Given task
Find how many lines hold the word "AliOSSProperties". Give only the number.

▶

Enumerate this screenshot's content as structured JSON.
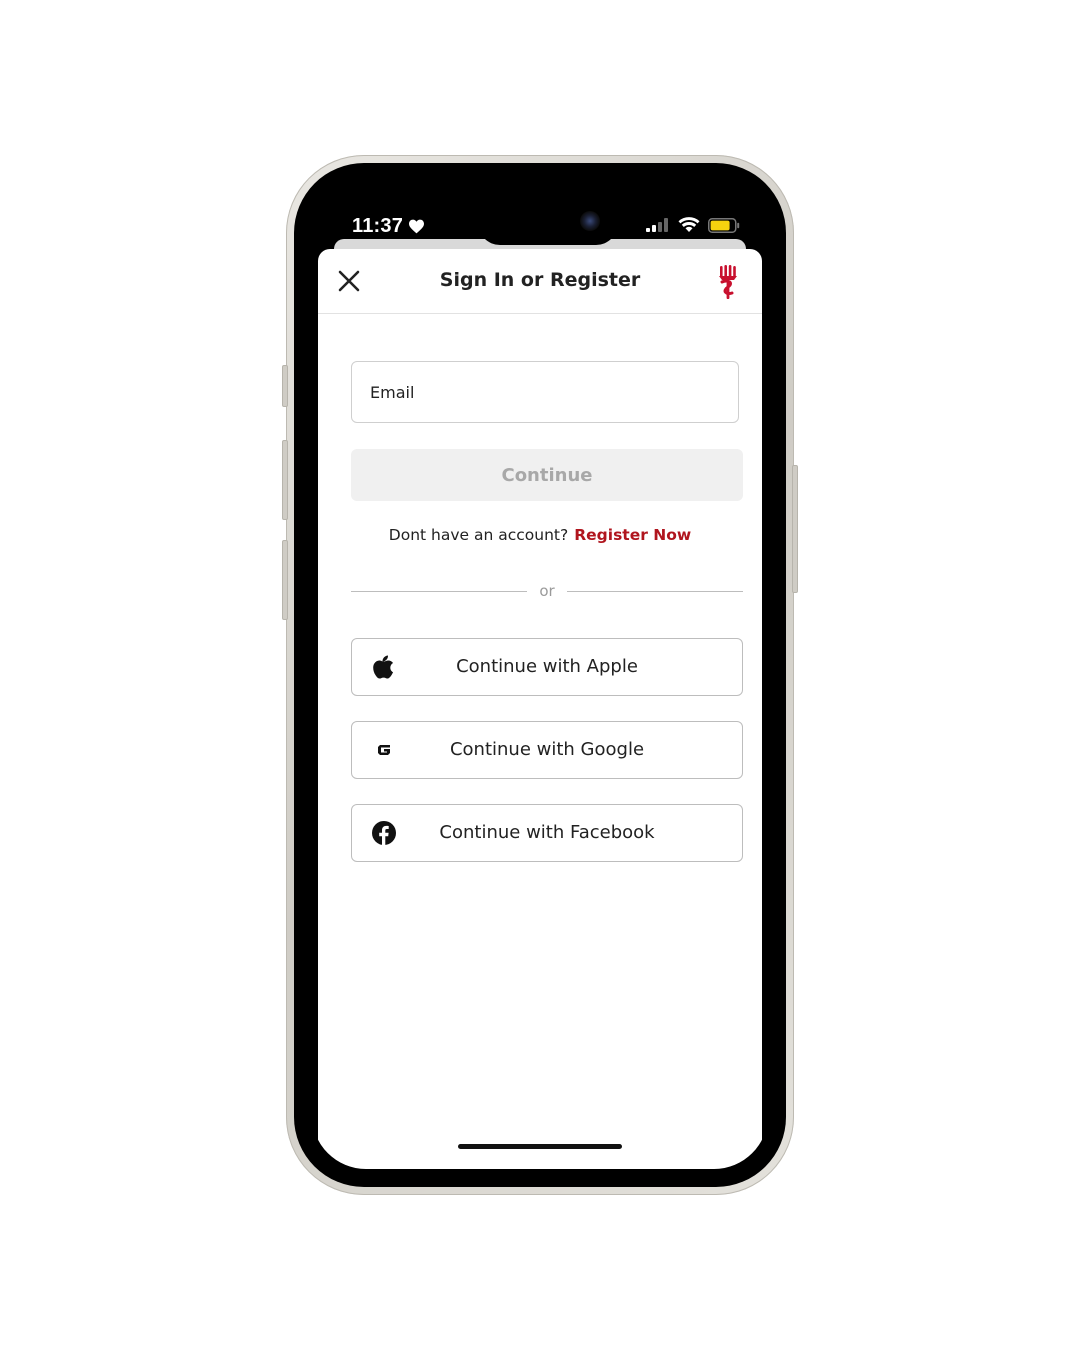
{
  "status_bar": {
    "time": "11:37",
    "heart_icon": "heart-icon",
    "signal_icon": "signal-bars-icon",
    "wifi_icon": "wifi-icon",
    "battery_icon": "battery-icon",
    "battery_color": "#f5d30f"
  },
  "header": {
    "title": "Sign In or Register",
    "close_icon": "close-icon",
    "logo_icon": "brand-logo-icon",
    "logo_color": "#c8102e"
  },
  "form": {
    "email_placeholder": "Email",
    "email_value": "",
    "continue_label": "Continue"
  },
  "register": {
    "prompt": "Dont have an account?",
    "link_label": "Register Now",
    "link_color": "#b0151e"
  },
  "divider": {
    "label": "or"
  },
  "social": [
    {
      "label": "Continue with Apple",
      "icon": "apple-icon"
    },
    {
      "label": "Continue with Google",
      "icon": "google-icon"
    },
    {
      "label": "Continue with Facebook",
      "icon": "facebook-icon"
    }
  ]
}
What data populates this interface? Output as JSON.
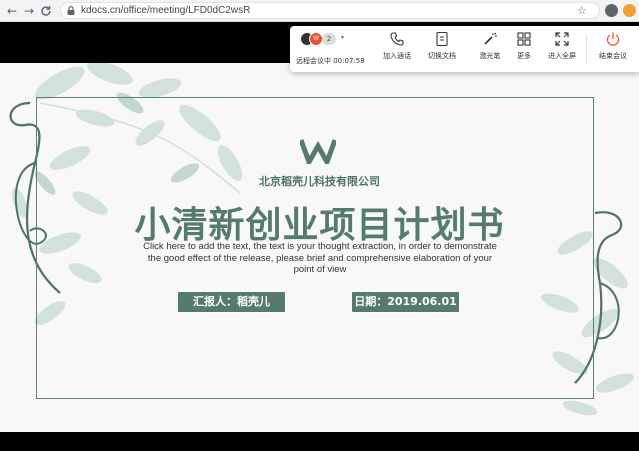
{
  "browser": {
    "url": "kdocs.cn/office/meeting/LFD0dC2wsR",
    "back_glyph": "←",
    "forward_glyph": "→",
    "reload_glyph": "C",
    "star_glyph": "☆"
  },
  "meeting_toolbar": {
    "participant_count": "2",
    "participant_initial": "W",
    "caret_glyph": "▾",
    "session_label": "远程会议中 00:07:58",
    "items": [
      {
        "label": "加入通话",
        "icon": "phone-icon"
      },
      {
        "label": "切换文档",
        "icon": "switch-doc-icon"
      },
      {
        "label": "激光笔",
        "icon": "laser-pointer-icon"
      },
      {
        "label": "更多",
        "icon": "more-grid-icon"
      },
      {
        "label": "进入全屏",
        "icon": "fullscreen-icon"
      },
      {
        "label": "结束会议",
        "icon": "power-icon"
      }
    ],
    "accent_color": "#e8542e"
  },
  "slide": {
    "company": "北京稻壳儿科技有限公司",
    "title": "小清新创业项目计划书",
    "description": "Click here to add the text, the text is your thought extraction, in order to demonstrate the good effect of the release, please brief and comprehensive elaboration of your point of view",
    "reporter": "汇报人：稻壳儿",
    "date": "日期：2019.06.01",
    "theme_color": "#557a6e"
  }
}
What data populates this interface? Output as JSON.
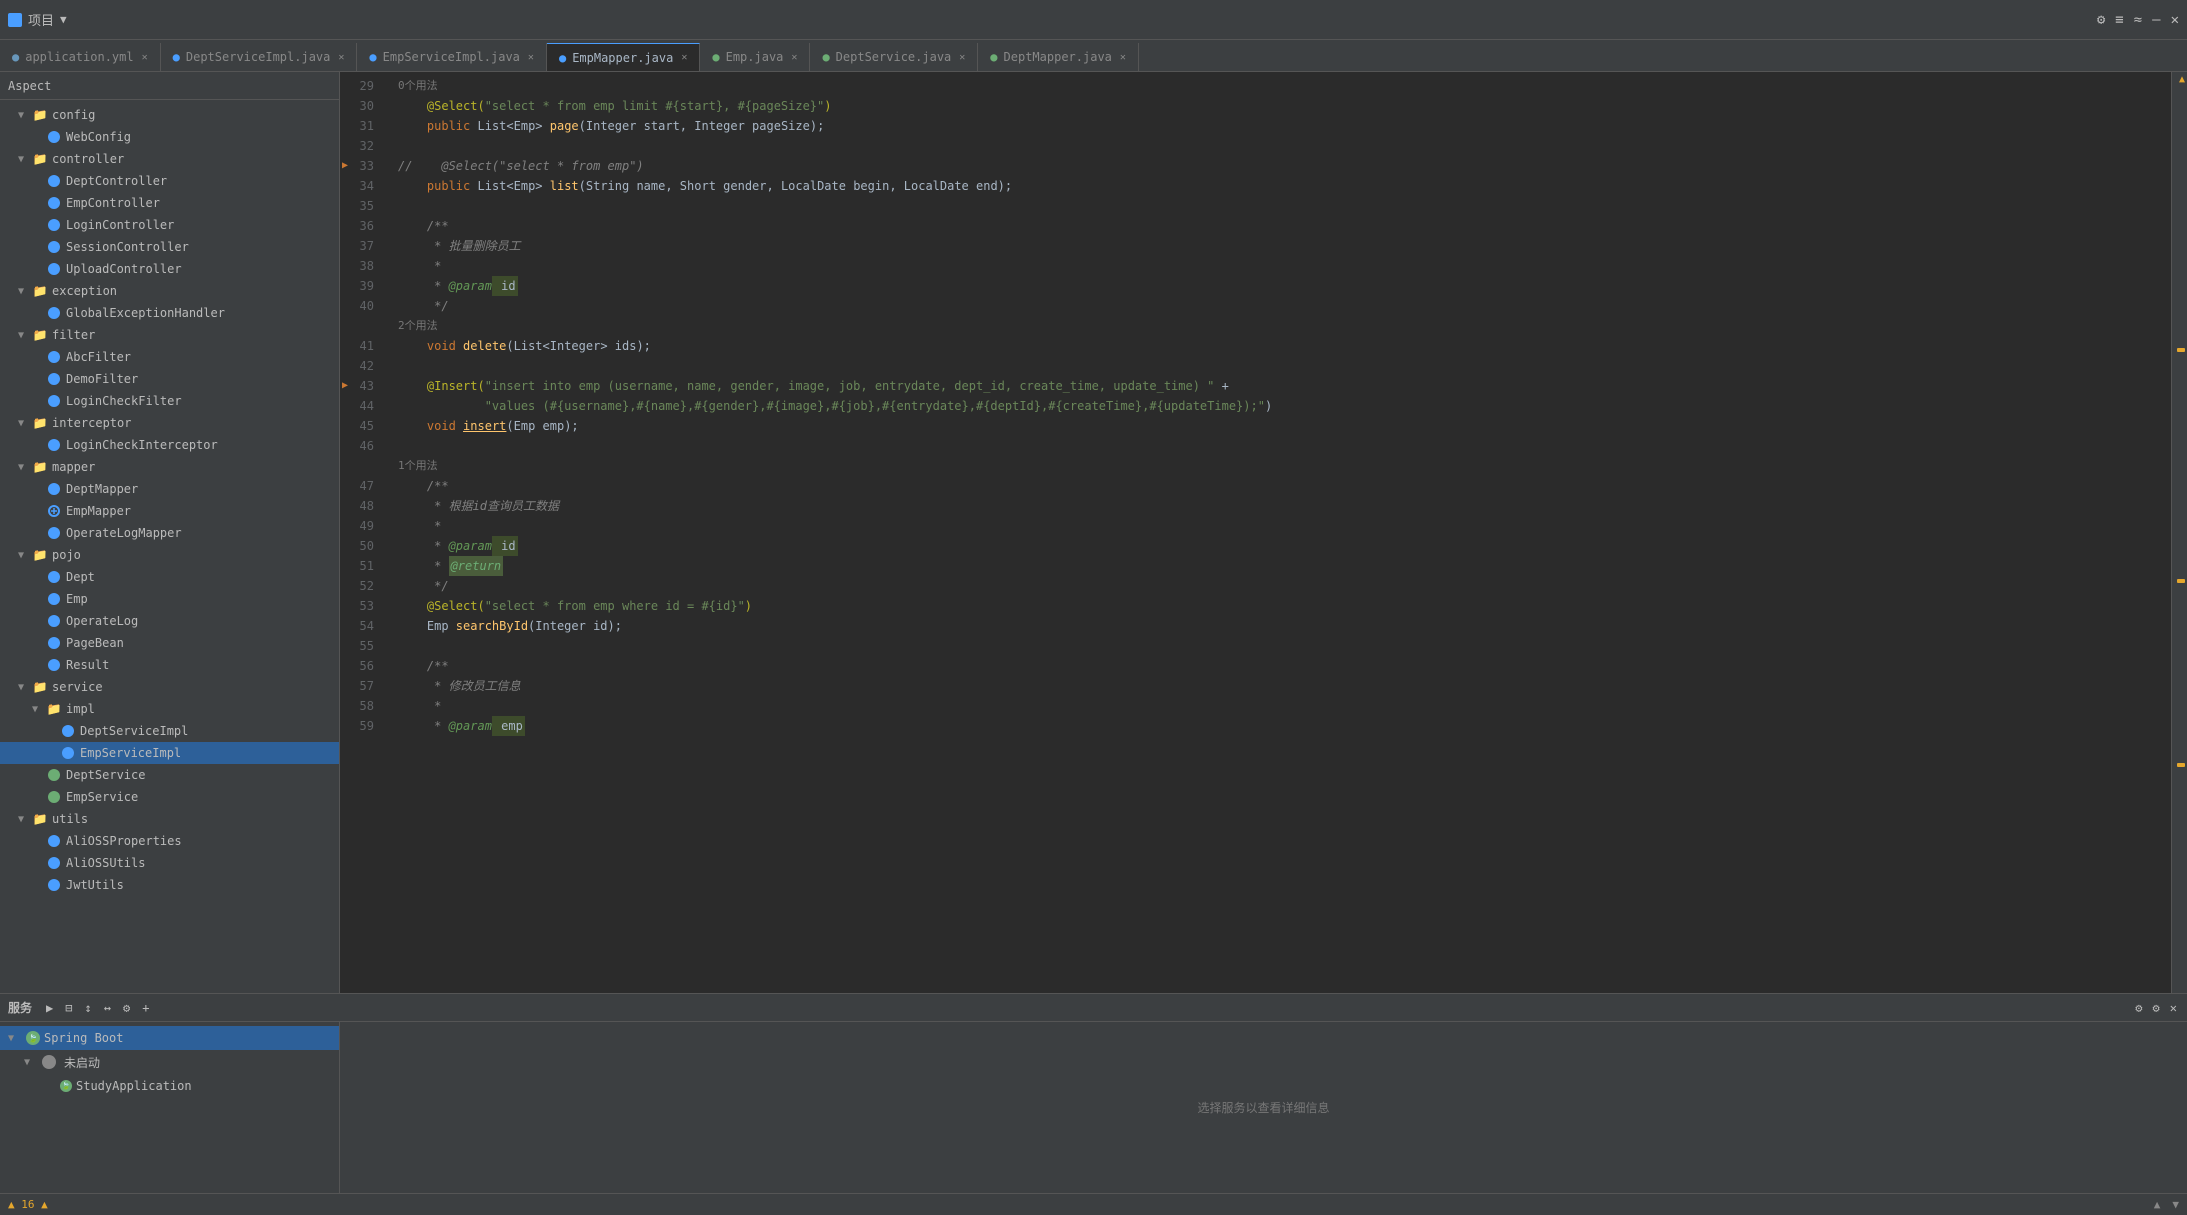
{
  "topbar": {
    "title": "项目",
    "dropdown": "▼",
    "icons": [
      "⚙",
      "≡",
      "≈",
      "—",
      "✕"
    ]
  },
  "tabs": [
    {
      "id": "application-yml",
      "label": "application.yml",
      "type": "yml",
      "active": false
    },
    {
      "id": "DeptServiceImpl",
      "label": "DeptServiceImpl.java",
      "type": "java-d",
      "active": false
    },
    {
      "id": "EmpServiceImpl",
      "label": "EmpServiceImpl.java",
      "type": "java-d",
      "active": false
    },
    {
      "id": "EmpMapper",
      "label": "EmpMapper.java",
      "type": "java-d",
      "active": true
    },
    {
      "id": "Emp",
      "label": "Emp.java",
      "type": "java-i",
      "active": false
    },
    {
      "id": "DeptService",
      "label": "DeptService.java",
      "type": "java-i",
      "active": false
    },
    {
      "id": "DeptMapper",
      "label": "DeptMapper.java",
      "type": "java-i",
      "active": false
    }
  ],
  "sidebar": {
    "header": "Aspect",
    "tree": [
      {
        "id": "config",
        "label": "config",
        "type": "folder",
        "indent": 1,
        "open": true
      },
      {
        "id": "WebConfig",
        "label": "WebConfig",
        "type": "java-blue",
        "indent": 2
      },
      {
        "id": "controller",
        "label": "controller",
        "type": "folder",
        "indent": 1,
        "open": true
      },
      {
        "id": "DeptController",
        "label": "DeptController",
        "type": "java-blue",
        "indent": 2
      },
      {
        "id": "EmpController",
        "label": "EmpController",
        "type": "java-blue",
        "indent": 2
      },
      {
        "id": "LoginController",
        "label": "LoginController",
        "type": "java-blue",
        "indent": 2
      },
      {
        "id": "SessionController",
        "label": "SessionController",
        "type": "java-blue",
        "indent": 2
      },
      {
        "id": "UploadController",
        "label": "UploadController",
        "type": "java-blue",
        "indent": 2
      },
      {
        "id": "exception",
        "label": "exception",
        "type": "folder",
        "indent": 1,
        "open": true
      },
      {
        "id": "GlobalExceptionHandler",
        "label": "GlobalExceptionHandler",
        "type": "java-blue",
        "indent": 2
      },
      {
        "id": "filter",
        "label": "filter",
        "type": "folder",
        "indent": 1,
        "open": true
      },
      {
        "id": "AbcFilter",
        "label": "AbcFilter",
        "type": "java-blue",
        "indent": 2
      },
      {
        "id": "DemoFilter",
        "label": "DemoFilter",
        "type": "java-blue",
        "indent": 2
      },
      {
        "id": "LoginCheckFilter",
        "label": "LoginCheckFilter",
        "type": "java-blue",
        "indent": 2
      },
      {
        "id": "interceptor",
        "label": "interceptor",
        "type": "folder",
        "indent": 1,
        "open": true
      },
      {
        "id": "LoginCheckInterceptor",
        "label": "LoginCheckInterceptor",
        "type": "java-blue",
        "indent": 2
      },
      {
        "id": "mapper",
        "label": "mapper",
        "type": "folder",
        "indent": 1,
        "open": true
      },
      {
        "id": "DeptMapper",
        "label": "DeptMapper",
        "type": "java-blue",
        "indent": 2
      },
      {
        "id": "EmpMapper",
        "label": "EmpMapper",
        "type": "java-blue",
        "indent": 2
      },
      {
        "id": "OperateLogMapper",
        "label": "OperateLogMapper",
        "type": "java-blue",
        "indent": 2
      },
      {
        "id": "pojo",
        "label": "pojo",
        "type": "folder",
        "indent": 1,
        "open": true
      },
      {
        "id": "Dept",
        "label": "Dept",
        "type": "java-blue",
        "indent": 2
      },
      {
        "id": "Emp",
        "label": "Emp",
        "type": "java-blue",
        "indent": 2
      },
      {
        "id": "OperateLog",
        "label": "OperateLog",
        "type": "java-blue",
        "indent": 2
      },
      {
        "id": "PageBean",
        "label": "PageBean",
        "type": "java-blue",
        "indent": 2
      },
      {
        "id": "Result",
        "label": "Result",
        "type": "java-blue",
        "indent": 2
      },
      {
        "id": "service",
        "label": "service",
        "type": "folder",
        "indent": 1,
        "open": true
      },
      {
        "id": "impl",
        "label": "impl",
        "type": "folder",
        "indent": 2,
        "open": true
      },
      {
        "id": "DeptServiceImpl",
        "label": "DeptServiceImpl",
        "type": "java-blue",
        "indent": 3
      },
      {
        "id": "EmpServiceImpl",
        "label": "EmpServiceImpl",
        "type": "java-blue",
        "indent": 3,
        "selected": true
      },
      {
        "id": "DeptService",
        "label": "DeptService",
        "type": "java-green",
        "indent": 2
      },
      {
        "id": "EmpService",
        "label": "EmpService",
        "type": "java-green",
        "indent": 2
      },
      {
        "id": "utils",
        "label": "utils",
        "type": "folder",
        "indent": 1,
        "open": true
      },
      {
        "id": "AliOSSProperties",
        "label": "AliOSSProperties",
        "type": "java-blue",
        "indent": 2
      },
      {
        "id": "AliOSSUtils",
        "label": "AliOSSUtils",
        "type": "java-blue",
        "indent": 2
      },
      {
        "id": "JwtUtils",
        "label": "JwtUtils",
        "type": "java-blue",
        "indent": 2
      }
    ]
  },
  "editor": {
    "filename": "EmpMapper.java",
    "lines": [
      {
        "num": 29,
        "content": "    0个用法",
        "type": "usage"
      },
      {
        "num": 30,
        "content": "    @Select(\"select * from emp limit #{start}, #{pageSize}\")",
        "type": "code"
      },
      {
        "num": 31,
        "content": "    public List<Emp> page(Integer start, Integer pageSize);",
        "type": "code"
      },
      {
        "num": 32,
        "content": "",
        "type": "code"
      },
      {
        "num": 33,
        "content": "//    @Select(\"select * from emp\")",
        "type": "code",
        "arrow": true
      },
      {
        "num": 34,
        "content": "    public List<Emp> list(String name, Short gender, LocalDate begin, LocalDate end);",
        "type": "code"
      },
      {
        "num": 35,
        "content": "",
        "type": "code"
      },
      {
        "num": 36,
        "content": "    /**",
        "type": "code"
      },
      {
        "num": 37,
        "content": "     * 批量删除员工",
        "type": "code"
      },
      {
        "num": 38,
        "content": "     *",
        "type": "code"
      },
      {
        "num": 39,
        "content": "     * @param id",
        "type": "code"
      },
      {
        "num": 40,
        "content": "     */",
        "type": "code"
      },
      {
        "num": "2个用法",
        "content": "",
        "type": "usage-label"
      },
      {
        "num": 41,
        "content": "    void delete(List<Integer> ids);",
        "type": "code"
      },
      {
        "num": 42,
        "content": "",
        "type": "code"
      },
      {
        "num": 43,
        "content": "    @Insert(\"insert into emp (username, name, gender, image, job, entrydate, dept_id, create_time, update_time) \" +",
        "type": "code",
        "arrow": true
      },
      {
        "num": 44,
        "content": "            \"values (#{username},#{name},#{gender},#{image},#{job},#{entrydate},#{deptId},#{createTime},#{updateTime});\")",
        "type": "code"
      },
      {
        "num": 45,
        "content": "    void insert(Emp emp);",
        "type": "code"
      },
      {
        "num": 46,
        "content": "",
        "type": "code"
      },
      {
        "num": "1个用法",
        "content": "",
        "type": "usage-label"
      },
      {
        "num": 47,
        "content": "    /**",
        "type": "code"
      },
      {
        "num": 48,
        "content": "     * 根据id查询员工数据",
        "type": "code"
      },
      {
        "num": 49,
        "content": "     *",
        "type": "code"
      },
      {
        "num": 50,
        "content": "     * @param id",
        "type": "code"
      },
      {
        "num": 51,
        "content": "     * @return",
        "type": "code"
      },
      {
        "num": 52,
        "content": "     */",
        "type": "code"
      },
      {
        "num": 53,
        "content": "    @Select(\"select * from emp where id = #{id}\")",
        "type": "code"
      },
      {
        "num": 54,
        "content": "    Emp searchById(Integer id);",
        "type": "code"
      },
      {
        "num": 55,
        "content": "",
        "type": "code"
      },
      {
        "num": 56,
        "content": "    /**",
        "type": "code"
      },
      {
        "num": 57,
        "content": "     * 修改员工信息",
        "type": "code"
      },
      {
        "num": 58,
        "content": "     *",
        "type": "code"
      },
      {
        "num": 59,
        "content": "     * @param emp",
        "type": "code"
      }
    ]
  },
  "bottom_panel": {
    "title": "服务",
    "icons": [
      "▶",
      "⊟",
      "↕",
      "↔",
      "⇄",
      "+"
    ],
    "tree": [
      {
        "id": "spring-boot",
        "label": "Spring Boot",
        "type": "spring",
        "indent": 1,
        "open": true,
        "selected": true
      },
      {
        "id": "not-started",
        "label": "未启动",
        "type": "arrow",
        "indent": 2
      },
      {
        "id": "StudyApplication",
        "label": "StudyApplication",
        "type": "spring-small",
        "indent": 3
      }
    ],
    "main_text": "选择服务以查看详细信息",
    "right_icons": [
      "⚙",
      "⚙",
      "✕"
    ]
  },
  "status_bar": {
    "warnings": "▲ 16 ▲",
    "right_items": [
      "▲",
      "▼"
    ]
  }
}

◀

Reply to the exercise
2